::: Material for this task :::

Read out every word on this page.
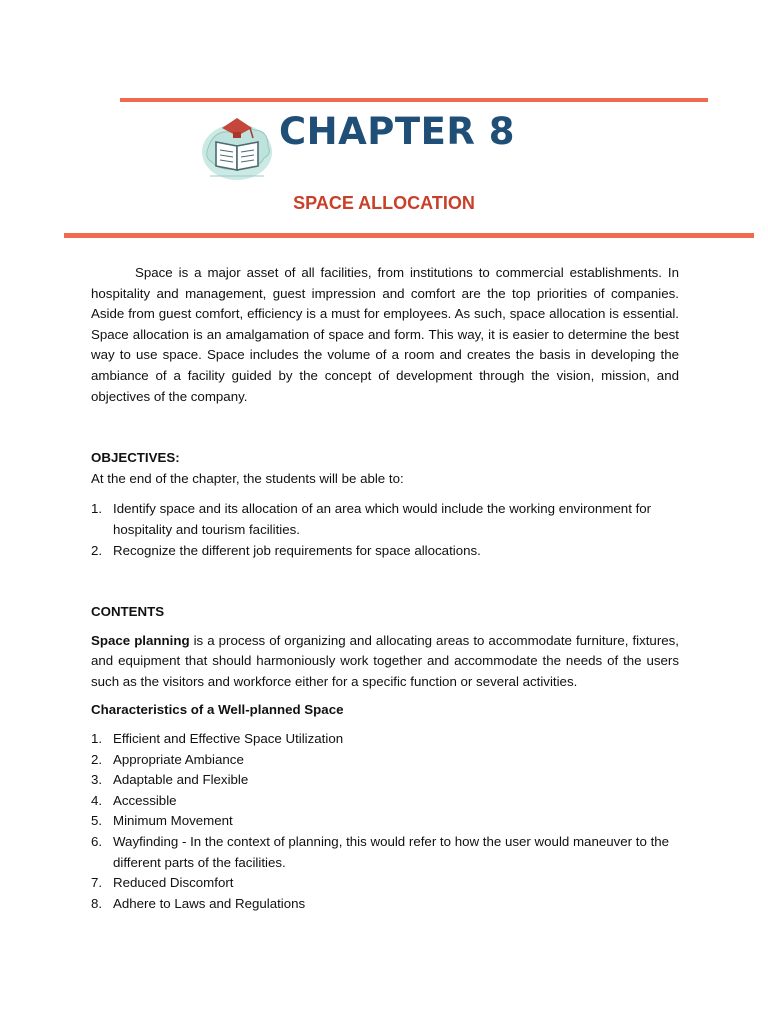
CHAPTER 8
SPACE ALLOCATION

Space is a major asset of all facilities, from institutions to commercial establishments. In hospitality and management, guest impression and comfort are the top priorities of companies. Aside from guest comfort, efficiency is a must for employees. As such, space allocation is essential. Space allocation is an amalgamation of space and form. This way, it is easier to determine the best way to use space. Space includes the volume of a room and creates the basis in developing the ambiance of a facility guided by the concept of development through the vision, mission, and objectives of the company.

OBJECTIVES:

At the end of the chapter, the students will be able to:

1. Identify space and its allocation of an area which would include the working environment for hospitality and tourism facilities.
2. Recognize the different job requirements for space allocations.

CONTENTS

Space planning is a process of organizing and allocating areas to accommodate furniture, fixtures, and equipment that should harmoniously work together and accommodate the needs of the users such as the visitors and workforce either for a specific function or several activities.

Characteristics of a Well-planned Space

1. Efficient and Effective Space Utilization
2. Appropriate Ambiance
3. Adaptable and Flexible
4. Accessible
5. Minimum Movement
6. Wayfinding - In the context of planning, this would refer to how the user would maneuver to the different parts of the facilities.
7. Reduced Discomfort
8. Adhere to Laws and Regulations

:::

Work required: Do not include images; quote all of the entries above exactly.

Finished task:
Read out every word on this page.
CHAPTER 8
SPACE ALLOCATION

Space is a major asset of all facilities, from institutions to commercial establishments. In hospitality and management, guest impression and comfort are the top priorities of companies. Aside from guest comfort, efficiency is a must for employees. As such, space allocation is essential. Space allocation is an amalgamation of space and form. This way, it is easier to determine the best way to use space. Space includes the volume of a room and creates the basis in developing the ambiance of a facility guided by the concept of development through the vision, mission, and objectives of the company.

OBJECTIVES:

At the end of the chapter, the students will be able to:

1. Identify space and its allocation of an area which would include the working environment for hospitality and tourism facilities.
2. Recognize the different job requirements for space allocations.

CONTENTS

Space planning is a process of organizing and allocating areas to accommodate furniture, fixtures, and equipment that should harmoniously work together and accommodate the needs of the users such as the visitors and workforce either for a specific function or several activities.

Characteristics of a Well-planned Space

1. Efficient and Effective Space Utilization
2. Appropriate Ambiance
3. Adaptable and Flexible
4. Accessible
5. Minimum Movement
6. Wayfinding - In the context of planning, this would refer to how the user would maneuver to the different parts of the facilities.
7. Reduced Discomfort
8. Adhere to Laws and Regulations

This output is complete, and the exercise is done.